** START OF Dataset records **
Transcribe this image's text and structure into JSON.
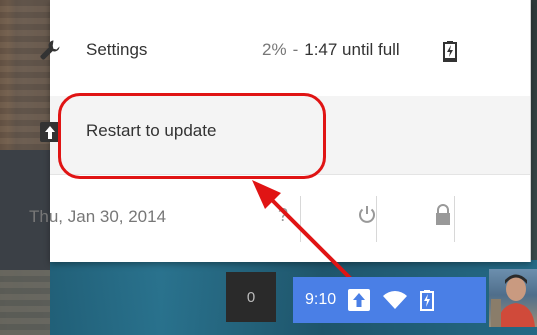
{
  "menu": {
    "settings": {
      "label": "Settings",
      "icon": "wrench-icon"
    },
    "power": {
      "percent": "2%",
      "separator": "-",
      "status": "1:47 until full",
      "icon": "battery-charging-icon"
    },
    "update": {
      "label": "Restart to update",
      "icon": "update-arrow-icon"
    },
    "footer": {
      "date": "Thu, Jan 30, 2014",
      "help": "?",
      "power_icon": "power-icon",
      "lock_icon": "lock-icon"
    }
  },
  "shelf": {
    "notification_count": "0",
    "time": "9:10",
    "icons": [
      "update-arrow-icon",
      "wifi-icon",
      "battery-charging-icon"
    ],
    "accent": "#4a7fe6"
  },
  "annotation_color": "#e01414"
}
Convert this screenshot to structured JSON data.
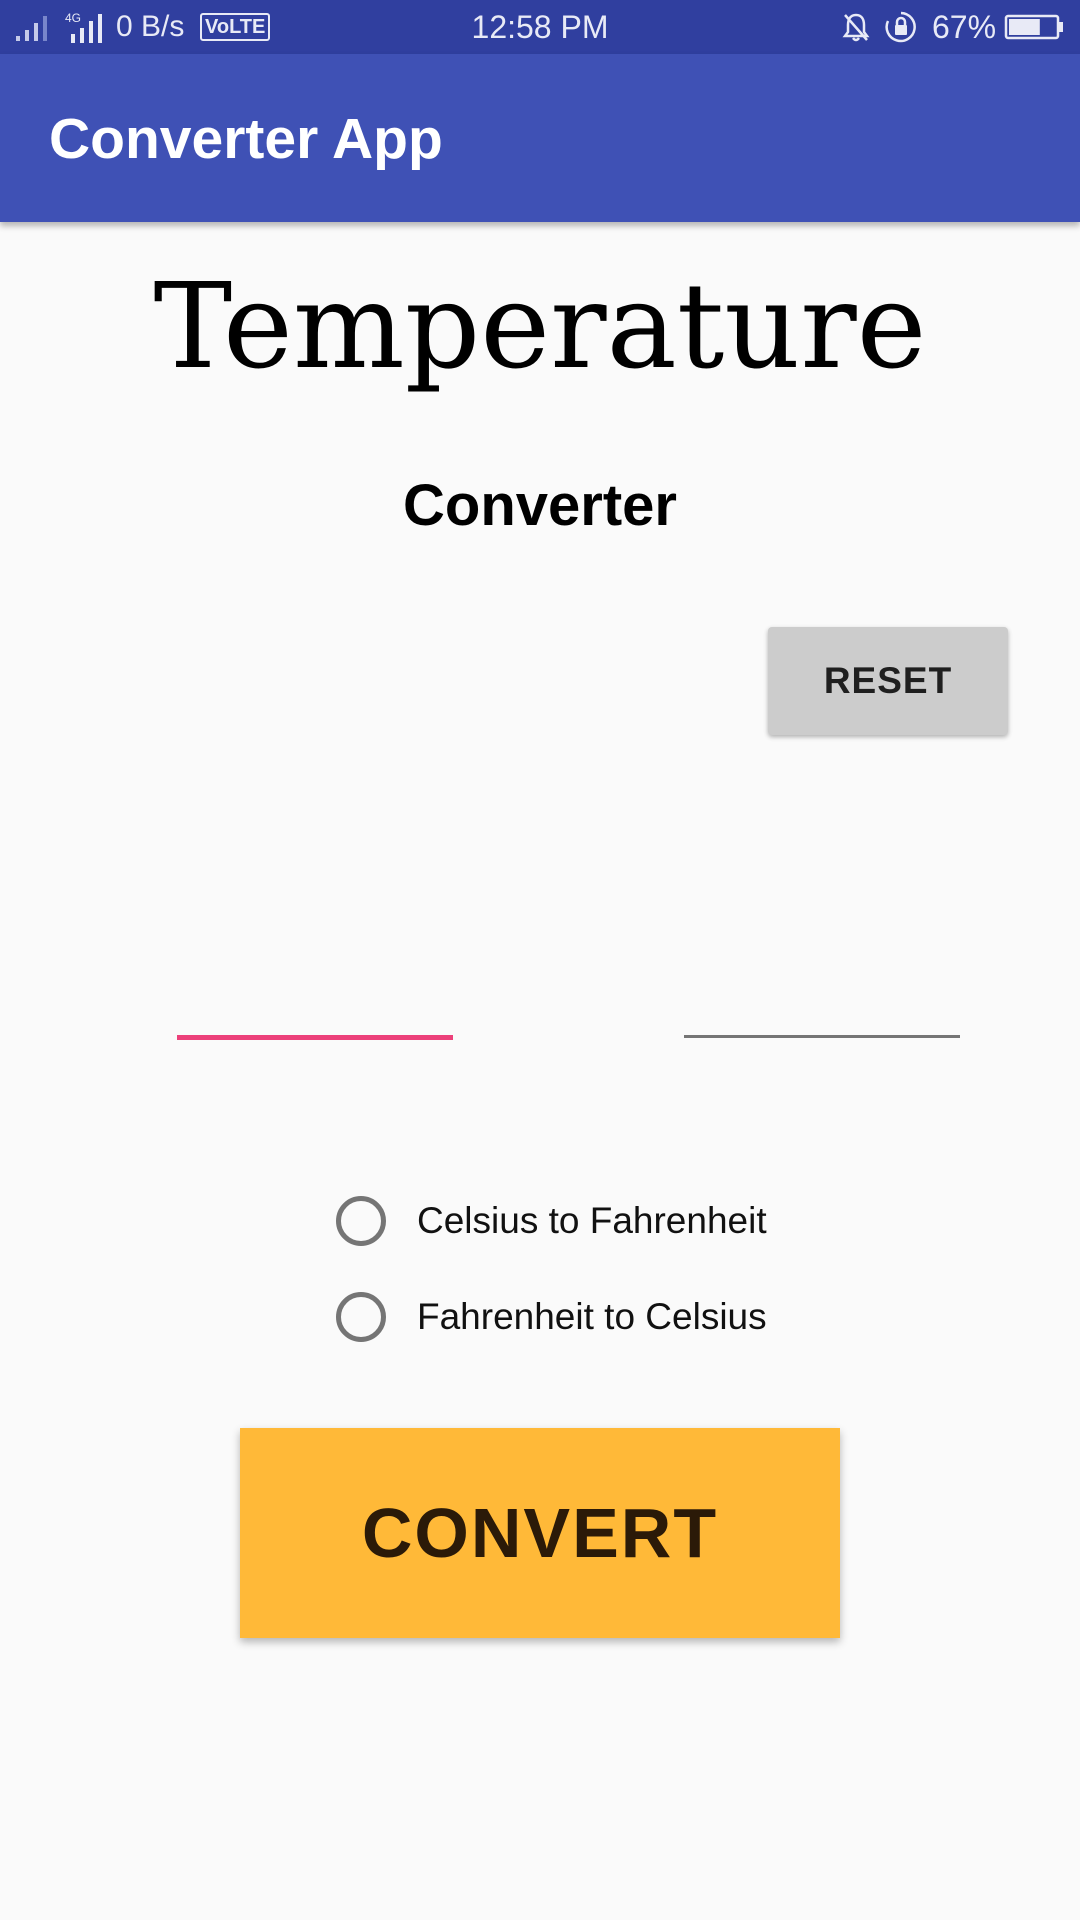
{
  "status_bar": {
    "data_rate": "0 B/s",
    "network_type": "4G",
    "volte": "VoLTE",
    "time": "12:58 PM",
    "battery_percent": "67%",
    "battery_level": 0.67,
    "icons": [
      "signal-icon",
      "4g-signal-icon",
      "volte-icon",
      "mute-bell-icon",
      "rotation-lock-icon",
      "battery-icon"
    ]
  },
  "app_bar": {
    "title": "Converter App"
  },
  "main": {
    "heading": "Temperature",
    "subheading": "Converter",
    "reset_label": "RESET",
    "input_left": {
      "value": "",
      "placeholder": ""
    },
    "input_right": {
      "value": "",
      "placeholder": ""
    },
    "radio_options": [
      {
        "label": "Celsius to Fahrenheit",
        "checked": false
      },
      {
        "label": "Fahrenheit to Celsius",
        "checked": false
      }
    ],
    "convert_label": "CONVERT"
  },
  "colors": {
    "status_bar": "#303f9f",
    "app_bar": "#3f51b5",
    "accent": "#ec407a",
    "convert_button": "#ffb938",
    "reset_button": "#cccccc",
    "background": "#fafafa"
  }
}
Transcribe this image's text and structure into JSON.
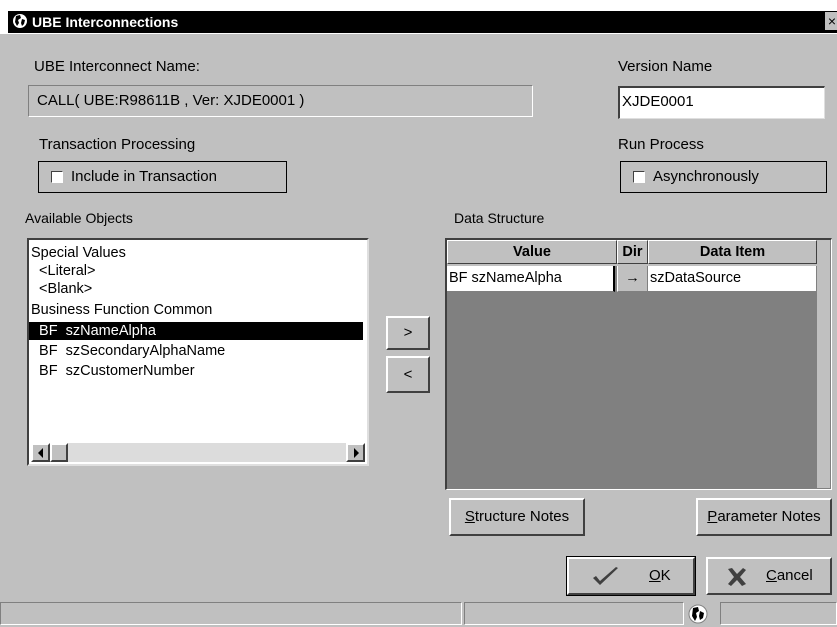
{
  "window": {
    "title": "UBE Interconnections",
    "close_glyph": "×"
  },
  "interconnect": {
    "label": "UBE Interconnect Name:",
    "value": "CALL( UBE:R98611B , Ver: XJDE0001 )"
  },
  "version": {
    "label": "Version Name",
    "value": "XJDE0001"
  },
  "transaction": {
    "label": "Transaction Processing",
    "checkbox_label": "Include in Transaction",
    "checked": false
  },
  "run_process": {
    "label": "Run Process",
    "checkbox_label": "Asynchronously",
    "checked": false
  },
  "available_objects": {
    "label": "Available Objects",
    "items": [
      {
        "text": "Special Values",
        "selected": false
      },
      {
        "text": "  <Literal>",
        "selected": false
      },
      {
        "text": "  <Blank>",
        "selected": false
      },
      {
        "text": "Business Function Common",
        "selected": false
      },
      {
        "text": "  BF  szNameAlpha",
        "selected": true
      },
      {
        "text": "  BF  szSecondaryAlphaName",
        "selected": false
      },
      {
        "text": "  BF  szCustomerNumber",
        "selected": false
      }
    ]
  },
  "move_buttons": {
    "add": ">",
    "remove": "<"
  },
  "data_structure": {
    "label": "Data Structure",
    "columns": [
      "Value",
      "Dir",
      "Data Item"
    ],
    "rows": [
      {
        "value": "BF szNameAlpha",
        "dir": "→",
        "data_item": "szDataSource"
      }
    ]
  },
  "buttons": {
    "structure_notes": {
      "mnemonic": "S",
      "rest": "tructure Notes"
    },
    "parameter_notes": {
      "mnemonic": "P",
      "rest": "arameter Notes"
    },
    "ok": {
      "mnemonic": "O",
      "rest": "K"
    },
    "cancel": {
      "mnemonic": "C",
      "rest": "ancel"
    }
  },
  "colors": {
    "title_bar": "#000000",
    "dialog_bg": "#c0c0c0",
    "selection": "#000000",
    "grid_empty": "#808080"
  }
}
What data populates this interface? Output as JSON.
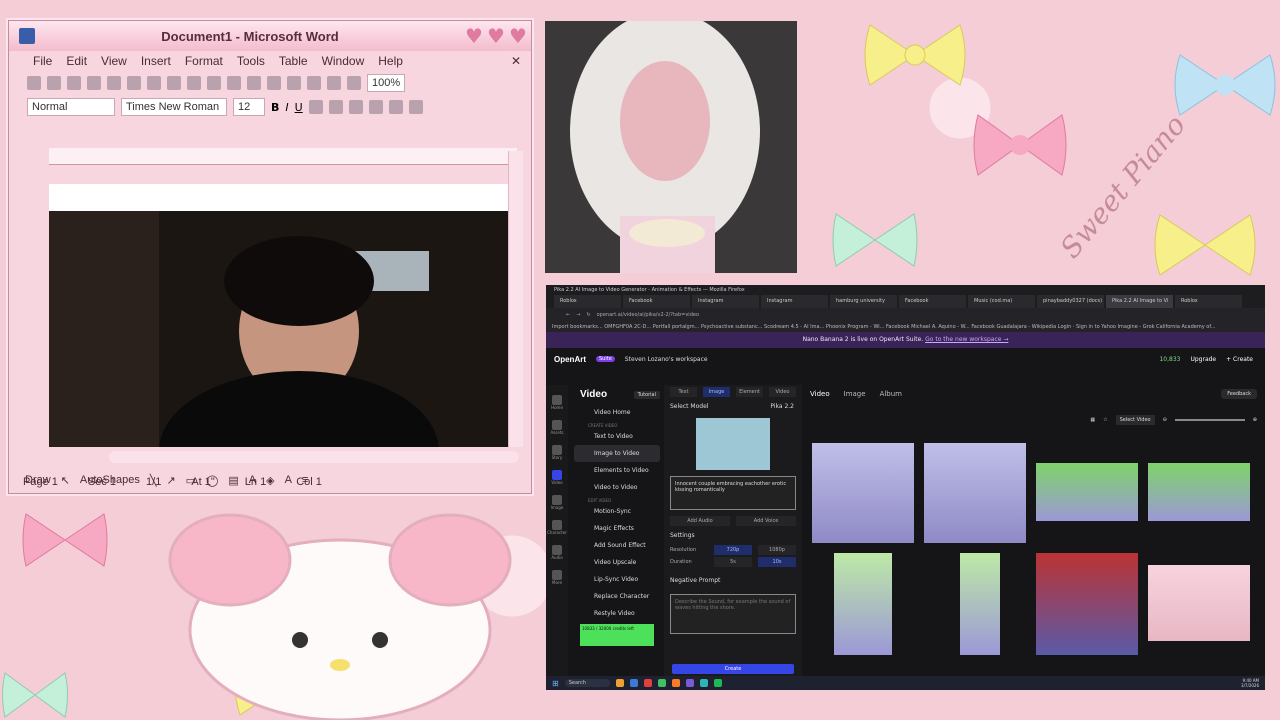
{
  "word": {
    "title": "Document1 - Microsoft Word",
    "menu": [
      "File",
      "Edit",
      "View",
      "Insert",
      "Format",
      "Tools",
      "Table",
      "Window",
      "Help"
    ],
    "style_combo": "Normal",
    "font_combo": "Times New Roman",
    "size_combo": "12",
    "zoom_combo": "100%",
    "draw_label": "Draw",
    "autoshapes_label": "AutoShapes",
    "status": {
      "page": "Page 1",
      "sec": "Sec 1",
      "pages": "1/1",
      "at": "At 1\"",
      "ln": "Ln 1",
      "col": "Col 1"
    },
    "bold": "B",
    "italic": "I",
    "underline": "U"
  },
  "browser": {
    "window_title": "Pika 2.2 AI Image to Video Generator - Animation & Effects — Mozilla Firefox",
    "tabs": [
      "Roblox",
      "Facebook",
      "Instagram",
      "Instagram",
      "hamburg university",
      "Facebook",
      "Music (cod.ma)",
      "pinaybaddy0327 (docs)",
      "Pika 2.2 AI Image to Vi",
      "Roblox"
    ],
    "url": "openart.ai/video/ai/pika/v2-2/?tab=video",
    "bookmarks": "Import bookmarks...   OMFGHF0A 2C-D...   Portfall portalgm...   Psychoactive substanc...   Scodream 4.5 - AI Ima...   Phoenix Program - Wi...   Facebook   Michael A. Aquino - W...   Facebook   Guadalajara - Wikipedia   Login · Sign in to Yahoo   Imagine - Grok   California Academy of...",
    "banner": "Nano Banana 2 is live on OpenArt Suite.",
    "banner_link": "Go to the new workspace →",
    "logo": "OpenArt",
    "logo_badge": "Suite",
    "workspace": "Steven Lozano's workspace",
    "credits": "10,833",
    "upgrade": "Upgrade",
    "create": "+ Create",
    "leftnav": [
      "Home",
      "Assets",
      "Story",
      "Video",
      "Image",
      "Character",
      "Audio",
      "More"
    ],
    "sidebar_title": "Video",
    "tutorial": "Tutorial",
    "sidebar_items": [
      "Video Home",
      "Text to Video",
      "Image to Video",
      "Elements to Video",
      "Video to Video",
      "Motion-Sync",
      "Magic Effects",
      "Add Sound Effect",
      "Video Upscale",
      "Lip-Sync Video",
      "Replace Character",
      "Restyle Video"
    ],
    "create_video_section": "CREATE VIDEO",
    "edit_video_section": "EDIT VIDEO",
    "mode_tabs": [
      "Text",
      "Image",
      "Element",
      "Video"
    ],
    "select_model": "Select Model",
    "model": "Pika 2.2",
    "prompt_text": "Innocent couple embracing eachother erotic kissing romantically",
    "add_audio": "Add Audio",
    "add_voice": "Add Voice",
    "settings": "Settings",
    "resolution_label": "Resolution",
    "resolutions": [
      "720p",
      "1080p"
    ],
    "duration_label": "Duration",
    "durations": [
      "5s",
      "10s"
    ],
    "negative_prompt": "Negative Prompt",
    "negative_placeholder": "Describe the Sound, for example the sound of waves hitting the shore.",
    "credits_box": "10833 / 32000 credits left",
    "generate": "Create",
    "gallery_tabs": [
      "Video",
      "Image",
      "Album"
    ],
    "feedback": "Feedback",
    "select_video": "Select Video",
    "clock_time": "9:40 AM",
    "clock_date": "3/7/2026",
    "search": "Search"
  },
  "wallpaper_text": "Sweet Piano",
  "colors": {
    "wallpaper": "#f4cdd7",
    "word_chrome": "#f7d6e0",
    "accent": "#7b3fe4",
    "generate": "#3646e6"
  }
}
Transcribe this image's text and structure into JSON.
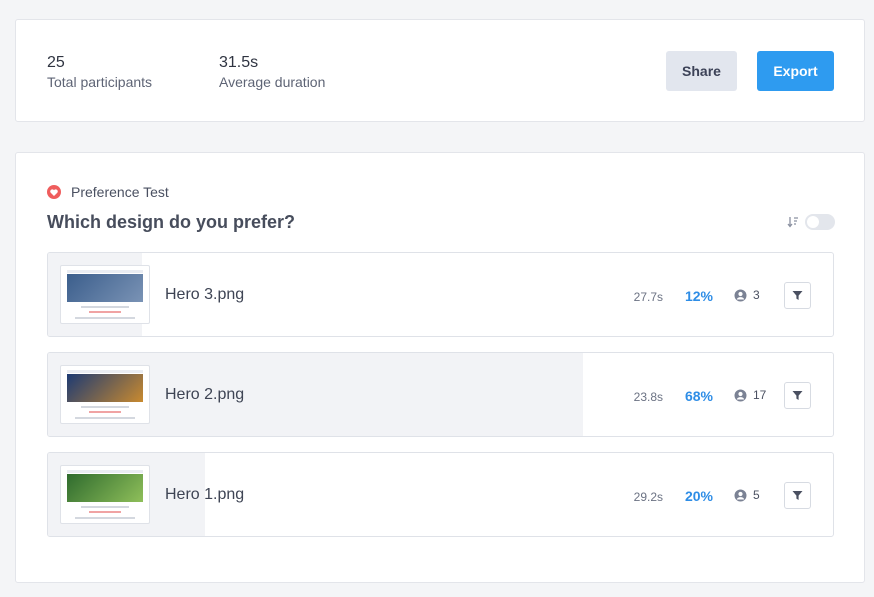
{
  "summary": {
    "participants": {
      "value": "25",
      "label": "Total participants"
    },
    "duration": {
      "value": "31.5s",
      "label": "Average duration"
    },
    "share_label": "Share",
    "export_label": "Export"
  },
  "test": {
    "type_label": "Preference Test",
    "type_icon": "heart-icon",
    "question": "Which design do you prefer?",
    "options": [
      {
        "name": "Hero 3.png",
        "time": "27.7s",
        "percent": "12%",
        "share": 0.12,
        "count": "3",
        "thumb_colors": [
          "#3b5e8c",
          "#7a93b5"
        ]
      },
      {
        "name": "Hero 2.png",
        "time": "23.8s",
        "percent": "68%",
        "share": 0.68,
        "count": "17",
        "thumb_colors": [
          "#1d3a73",
          "#c98a2f"
        ]
      },
      {
        "name": "Hero 1.png",
        "time": "29.2s",
        "percent": "20%",
        "share": 0.2,
        "count": "5",
        "thumb_colors": [
          "#2f6b2e",
          "#8fbf5a"
        ]
      }
    ]
  },
  "colors": {
    "accent": "#2e9bf0",
    "percent_text": "#2e8de6",
    "heart": "#ef5d5d"
  }
}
** END OF Dataset records **
From the records given above, copy all lines containing "charging".

> _Result of this task_
      "icon": "battery-charging-icon"
      "battery-charging-icon"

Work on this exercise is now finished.